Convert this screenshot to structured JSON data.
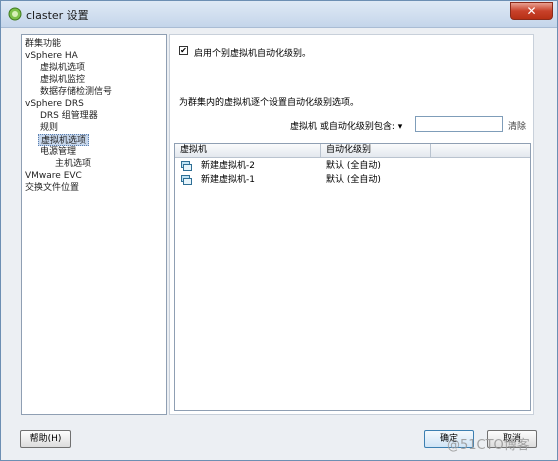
{
  "window": {
    "title": "claster 设置",
    "close_label": "✕"
  },
  "tree": {
    "items": [
      {
        "label": "群集功能"
      },
      {
        "label": "vSphere HA"
      },
      {
        "label": "虚拟机选项"
      },
      {
        "label": "虚拟机监控"
      },
      {
        "label": "数据存储检测信号"
      },
      {
        "label": "vSphere DRS"
      },
      {
        "label": "DRS 组管理器"
      },
      {
        "label": "规则"
      },
      {
        "label": "虚拟机选项"
      },
      {
        "label": "电源管理"
      },
      {
        "label": "主机选项"
      },
      {
        "label": "VMware EVC"
      },
      {
        "label": "交换文件位置"
      }
    ]
  },
  "main": {
    "enable_checkbox": {
      "label": "启用个别虚拟机自动化级别。",
      "checked": true
    },
    "instruction": "为群集内的虚拟机逐个设置自动化级别选项。",
    "filter": {
      "label": "虚拟机 或自动化级别包含: ▾",
      "value": "",
      "clear_label": "清除"
    },
    "table": {
      "columns": [
        "虚拟机",
        "自动化级别"
      ],
      "rows": [
        {
          "vm": "新建虚拟机-2",
          "level": "默认 (全自动)"
        },
        {
          "vm": "新建虚拟机-1",
          "level": "默认 (全自动)"
        }
      ]
    }
  },
  "footer": {
    "help_label": "帮助(H)",
    "ok_label": "确定",
    "cancel_label": "取消"
  },
  "watermark": "@51CTO博客"
}
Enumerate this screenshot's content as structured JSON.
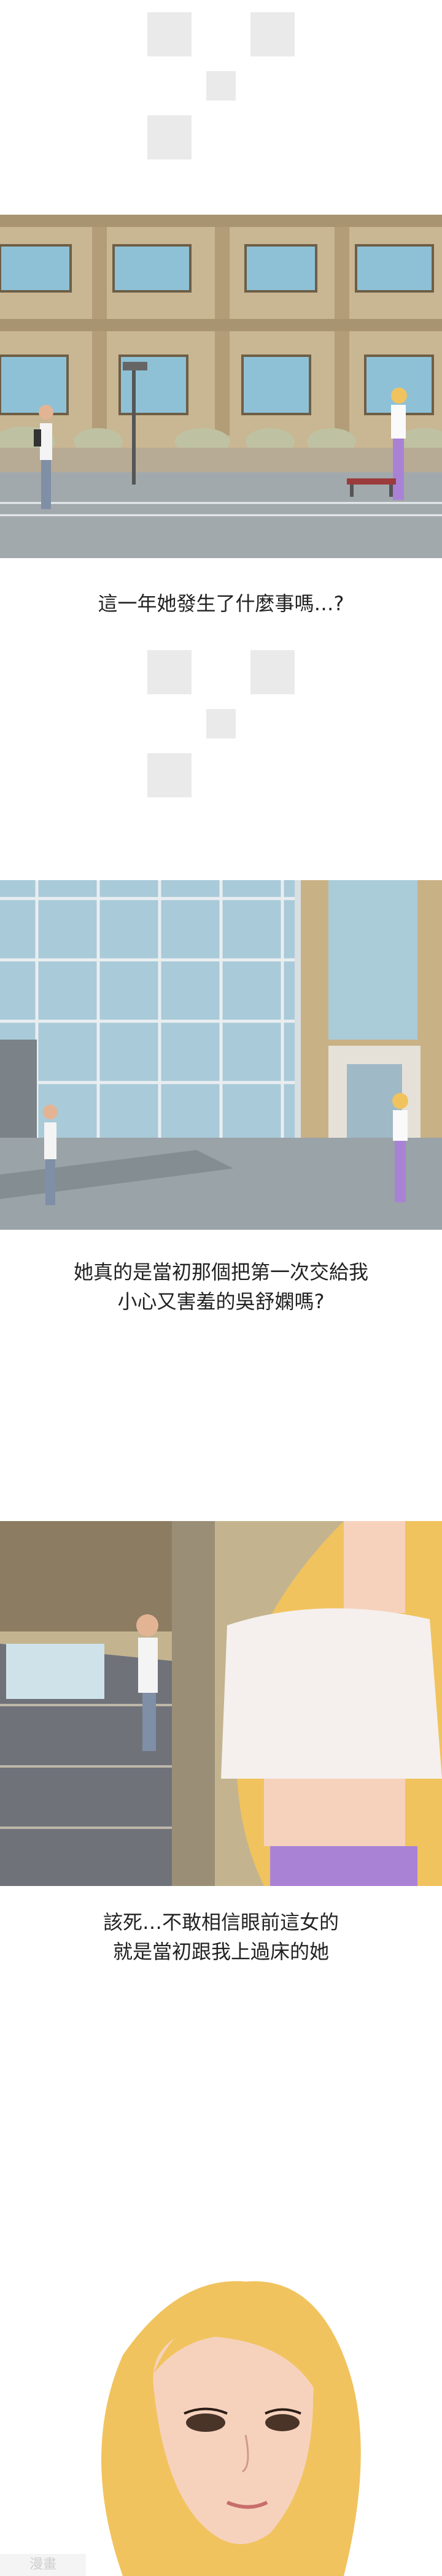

□ □ □ □ □

Copy each line in the data that holds the word "this".

Convert this screenshot to structured JSON data.
Enumerate this screenshot's content as structured JSON.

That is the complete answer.